[Dataset items]

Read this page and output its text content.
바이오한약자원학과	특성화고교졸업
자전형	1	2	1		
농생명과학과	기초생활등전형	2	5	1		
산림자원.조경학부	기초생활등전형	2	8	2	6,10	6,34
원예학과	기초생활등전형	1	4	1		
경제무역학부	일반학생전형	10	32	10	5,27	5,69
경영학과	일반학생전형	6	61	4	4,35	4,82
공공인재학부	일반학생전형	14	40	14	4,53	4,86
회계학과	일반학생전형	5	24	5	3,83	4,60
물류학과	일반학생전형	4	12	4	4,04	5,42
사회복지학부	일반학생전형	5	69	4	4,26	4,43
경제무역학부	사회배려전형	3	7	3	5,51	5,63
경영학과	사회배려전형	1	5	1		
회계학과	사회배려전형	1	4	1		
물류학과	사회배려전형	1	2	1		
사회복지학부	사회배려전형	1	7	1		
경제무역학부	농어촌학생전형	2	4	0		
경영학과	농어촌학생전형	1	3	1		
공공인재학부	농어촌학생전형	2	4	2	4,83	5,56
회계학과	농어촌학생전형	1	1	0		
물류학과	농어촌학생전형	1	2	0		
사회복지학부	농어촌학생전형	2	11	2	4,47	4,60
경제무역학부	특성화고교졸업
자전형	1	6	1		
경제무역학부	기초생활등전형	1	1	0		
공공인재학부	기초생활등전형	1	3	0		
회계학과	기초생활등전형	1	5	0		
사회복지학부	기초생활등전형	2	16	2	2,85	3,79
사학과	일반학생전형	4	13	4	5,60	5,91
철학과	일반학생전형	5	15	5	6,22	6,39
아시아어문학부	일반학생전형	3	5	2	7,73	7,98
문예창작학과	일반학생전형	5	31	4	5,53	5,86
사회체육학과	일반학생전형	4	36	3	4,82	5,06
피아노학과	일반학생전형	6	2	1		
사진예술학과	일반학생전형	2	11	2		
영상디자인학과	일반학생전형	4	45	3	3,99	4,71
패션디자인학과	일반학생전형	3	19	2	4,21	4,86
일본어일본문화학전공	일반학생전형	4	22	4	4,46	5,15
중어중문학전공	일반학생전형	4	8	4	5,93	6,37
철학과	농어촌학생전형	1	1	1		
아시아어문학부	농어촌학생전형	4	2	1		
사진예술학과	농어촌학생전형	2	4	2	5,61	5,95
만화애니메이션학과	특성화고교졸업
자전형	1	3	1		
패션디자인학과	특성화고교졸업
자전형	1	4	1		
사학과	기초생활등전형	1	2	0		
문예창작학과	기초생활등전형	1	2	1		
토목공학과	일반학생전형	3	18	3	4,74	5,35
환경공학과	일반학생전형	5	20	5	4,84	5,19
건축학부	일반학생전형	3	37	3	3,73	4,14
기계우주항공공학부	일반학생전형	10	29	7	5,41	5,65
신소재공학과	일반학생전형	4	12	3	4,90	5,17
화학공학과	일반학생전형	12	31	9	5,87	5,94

*Task directions*.
Extract every entry in the listing word for word.

*Output of the task*.
Read this page and output its text content.
바이오한약자원학과	특성화고교졸업
자전형	1	2	1		
농생명과학과	기초생활등전형	2	5	1		
산림자원.조경학부	기초생활등전형	2	8	2	6,10	6,34
원예학과	기초생활등전형	1	4	1		
경제무역학부	일반학생전형	10	32	10	5,27	5,69
경영학과	일반학생전형	6	61	4	4,35	4,82
공공인재학부	일반학생전형	14	40	14	4,53	4,86
회계학과	일반학생전형	5	24	5	3,83	4,60
물류학과	일반학생전형	4	12	4	4,04	5,42
사회복지학부	일반학생전형	5	69	4	4,26	4,43
경제무역학부	사회배려전형	3	7	3	5,51	5,63
경영학과	사회배려전형	1	5	1		
회계학과	사회배려전형	1	4	1		
물류학과	사회배려전형	1	2	1		
사회복지학부	사회배려전형	1	7	1		
경제무역학부	농어촌학생전형	2	4	0		
경영학과	농어촌학생전형	1	3	1		
공공인재학부	농어촌학생전형	2	4	2	4,83	5,56
회계학과	농어촌학생전형	1	1	0		
물류학과	농어촌학생전형	1	2	0		
사회복지학부	농어촌학생전형	2	11	2	4,47	4,60
경제무역학부	특성화고교졸업
자전형	1	6	1		
경제무역학부	기초생활등전형	1	1	0		
공공인재학부	기초생활등전형	1	3	0		
회계학과	기초생활등전형	1	5	0		
사회복지학부	기초생활등전형	2	16	2	2,85	3,79
사학과	일반학생전형	4	13	4	5,60	5,91
철학과	일반학생전형	5	15	5	6,22	6,39
아시아어문학부	일반학생전형	3	5	2	7,73	7,98
문예창작학과	일반학생전형	5	31	4	5,53	5,86
사회체육학과	일반학생전형	4	36	3	4,82	5,06
피아노학과	일반학생전형	6	2	1		
사진예술학과	일반학생전형	2	11	2		
영상디자인학과	일반학생전형	4	45	3	3,99	4,71
패션디자인학과	일반학생전형	3	19	2	4,21	4,86
일본어일본문화학전공	일반학생전형	4	22	4	4,46	5,15
중어중문학전공	일반학생전형	4	8	4	5,93	6,37
철학과	농어촌학생전형	1	1	1		
아시아어문학부	농어촌학생전형	4	2	1		
사진예술학과	농어촌학생전형	2	4	2	5,61	5,95
만화애니메이션학과	특성화고교졸업
자전형	1	3	1		
패션디자인학과	특성화고교졸업
자전형	1	4	1		
사학과	기초생활등전형	1	2	0		
문예창작학과	기초생활등전형	1	2	1		
토목공학과	일반학생전형	3	18	3	4,74	5,35
환경공학과	일반학생전형	5	20	5	4,84	5,19
건축학부	일반학생전형	3	37	3	3,73	4,14
기계우주항공공학부	일반학생전형	10	29	7	5,41	5,65
신소재공학과	일반학생전형	4	12	3	4,90	5,17
화학공학과	일반학생전형	12	31	9	5,87	5,94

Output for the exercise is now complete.